##### Provided records #####
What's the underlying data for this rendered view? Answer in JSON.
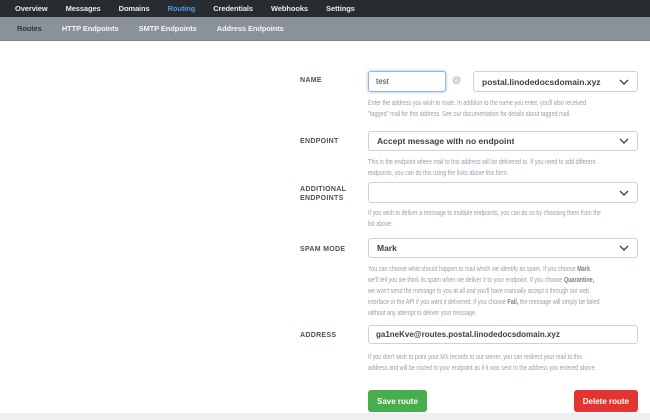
{
  "topnav": {
    "items": [
      {
        "label": "Overview",
        "active": false
      },
      {
        "label": "Messages",
        "active": false
      },
      {
        "label": "Domains",
        "active": false
      },
      {
        "label": "Routing",
        "active": true
      },
      {
        "label": "Credentials",
        "active": false
      },
      {
        "label": "Webhooks",
        "active": false
      },
      {
        "label": "Settings",
        "active": false
      }
    ]
  },
  "subnav": {
    "items": [
      {
        "label": "Routes",
        "active": true
      },
      {
        "label": "HTTP Endpoints",
        "active": false
      },
      {
        "label": "SMTP Endpoints",
        "active": false
      },
      {
        "label": "Address Endpoints",
        "active": false
      }
    ]
  },
  "form": {
    "name": {
      "label": "NAME",
      "value": "test",
      "at": "@",
      "domain": "postal.linodedocsdomain.xyz",
      "help": "Enter the address you wish to route. In addition to the name you enter, you'll also received\n\"tagged\" mail for this address. See our documentation for details about tagged mail."
    },
    "endpoint": {
      "label": "ENDPOINT",
      "value": "Accept message with no endpoint",
      "help": "This is the endpoint where mail to this address will be delivered to. If you need to add different\nendpoints, you can do this using the links above this form."
    },
    "additional_endpoints": {
      "label": "ADDITIONAL ENDPOINTS",
      "value": "",
      "help": "If you wish to deliver a message to multiple endpoints, you can do so by choosing them from the\nlist above."
    },
    "spam_mode": {
      "label": "SPAM MODE",
      "value": "Mark",
      "help_segments": [
        {
          "text": "You can choose what should happen to mail which we identify as spam. If you choose ",
          "bold": false
        },
        {
          "text": "Mark",
          "bold": true
        },
        {
          "text": "\nwe'll tell you we think its spam when we deliver it to your endpoint. If you choose ",
          "bold": false
        },
        {
          "text": "Quarantine,",
          "bold": true
        },
        {
          "text": "\nwe won't send the message to you at all and you'll have manually accept it through our web\ninterface or the API if you want it delivered. If you choose ",
          "bold": false
        },
        {
          "text": "Fail,",
          "bold": true
        },
        {
          "text": " the message will simply be failed\nwithout any attempt to deliver your message.",
          "bold": false
        }
      ]
    },
    "address": {
      "label": "ADDRESS",
      "value": "ga1neKve@routes.postal.linodedocsdomain.xyz",
      "help": "If you don't wish to point your MX records to our server, you can redirect your mail to this\naddress and will be routed to your endpoint as if it was sent to the address you entered above."
    },
    "buttons": {
      "save": "Save route",
      "delete": "Delete route"
    }
  },
  "colors": {
    "topnav_bg": "#282c31",
    "active_link_blue": "#4e9add",
    "subnav_bg": "#8a9199",
    "save_green": "#48ad4d",
    "delete_red": "#e23532"
  }
}
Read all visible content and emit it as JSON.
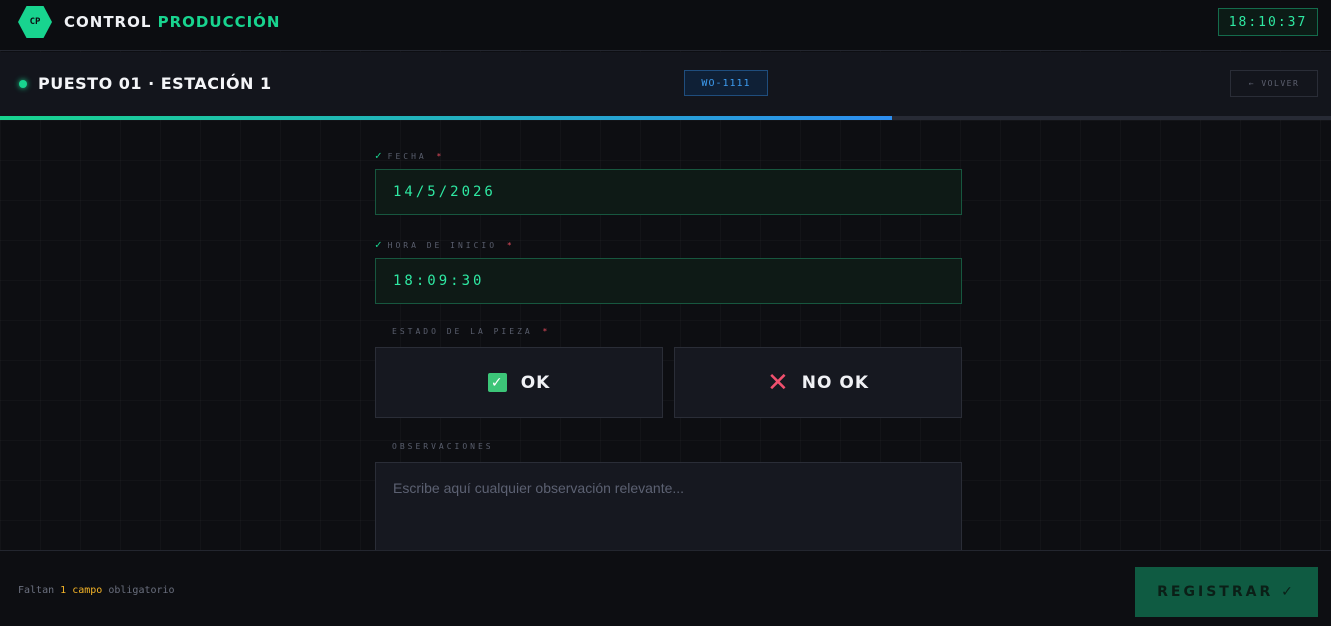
{
  "header": {
    "logo_text": "CP",
    "brand_part1": "CONTROL",
    "brand_part2": "PRODUCCIÓN",
    "clock": "18:10:37"
  },
  "station": {
    "title": "PUESTO 01 · ESTACIÓN 1",
    "work_order": "WO-1111",
    "back_label": "← VOLVER",
    "progress": 0.67
  },
  "form": {
    "fecha": {
      "label": "FECHA",
      "required": "*",
      "check": "✓",
      "value": "14/5/2026"
    },
    "hora": {
      "label": "HORA DE INICIO",
      "required": "*",
      "check": "✓",
      "value": "18:09:30"
    },
    "estado": {
      "label": "ESTADO DE LA PIEZA",
      "required": "*",
      "ok_icon": "✓",
      "ok_label": "OK",
      "nok_icon": "✕",
      "nok_label": "NO OK"
    },
    "observaciones": {
      "label": "OBSERVACIONES",
      "placeholder": "Escribe aquí cualquier observación relevante..."
    }
  },
  "footer": {
    "missing_prefix": "Faltan",
    "missing_count": "1 campo",
    "missing_suffix": "obligatorio",
    "register_label": "REGISTRAR ✓"
  },
  "colors": {
    "accent": "#18d48f",
    "blue": "#2d8ef0",
    "danger": "#f0506e"
  }
}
#####
→ **What you are asked to do**: Scan the listing above. Collect all lines with the word "wish".

→ **Completed task**:
      "help": "Enter the address you wish to route. In addition to the name you enter, you'll also received\n\"tagged\" mail for this address. See our documentation for details about tagged mail."
      "help": "If you wish to deliver a message to multiple endpoints, you can do so by choosing them from the\nlist above."
      "help": "If you don't wish to point your MX records to our server, you can redirect your mail to this\naddress and will be routed to your endpoint as if it was sent to the address you entered above."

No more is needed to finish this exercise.